◆ **Text segment**:
· · ·

Over half the sample indicated that more than 50 percent of their workforce are SAP users.

SAP Business Intelligence
Respondents were provided a list of SAP BI solutions and asked to indicate which they had implemented or intended to implement. (See Table 1)


BI Solution


Currently Implemented


Implemented in One Year


Implemented in Three Years

Business information Warehouse (BW) 60% 20% 10%
Advanced Planner and Optimiser (APO) 10% 10% 15%
Customer Relationship Analytics (CRM AN) 0% 0% 15%
Strategic Enterprise Management (SEM) 5% 25% 15%

Table 1. Business intelligence solution adoption

Phase 2 Case Study
In phase 2 of this research, data collection was comprised of interviews and access to relevant documents to support the case study.

The company known as KP employs approximately 4,000 people and operates in the service sector across Australia. It originally implemented SAP in late 1999 to address Y2K issues. Initially, KP used
SAP to support its financial and billing processes and limited human resource functionality. Additionally, as part of the implementation, KP consolidated its five disparate practices into one
system. The initial implementation was mainly concerned with back-office processes, where forms would be completed manually by employees and sent to a centralized processing area to be entered into
the SAP system. Accordingly, the system was used by relatively few employees.

Since the initial implementation, more extensive HR functionality has been implemented, including payroll, training and events, travel management, and employee self-service. Later, additional
modules were implemented, including CRM, enterprise portals, and BW. These more recent implementations provided the required functionality and have enabled KP to create a customized user
environment of the standard SAP interfaces. This has been successful, as the initial SAP implementation was poorly received by employees, partly due to organizational changes that occurred
concurrently.

· · ·

◆ **Recorded data**:

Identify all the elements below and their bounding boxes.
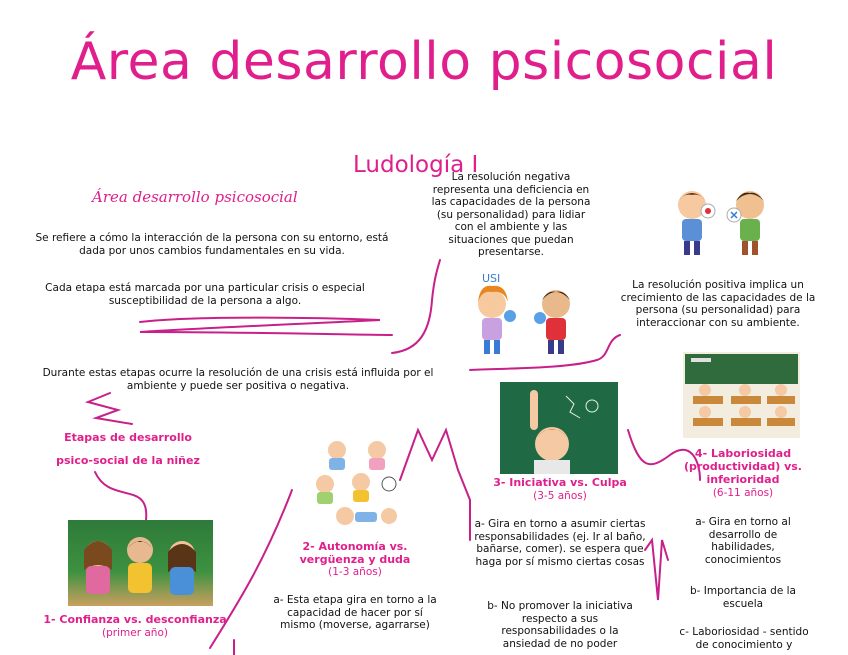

· · ·

◆ **Directions**: From the SAP study excerpt, write out the passage that begins at the words "SAP Business Intelligence" and stops after the words "(See Table 1)".

◆ **Full output**:
SAP Business Intelligence
Respondents were provided a list of SAP BI solutions and asked to indicate which they had implemented or intended to implement. (See Table 1)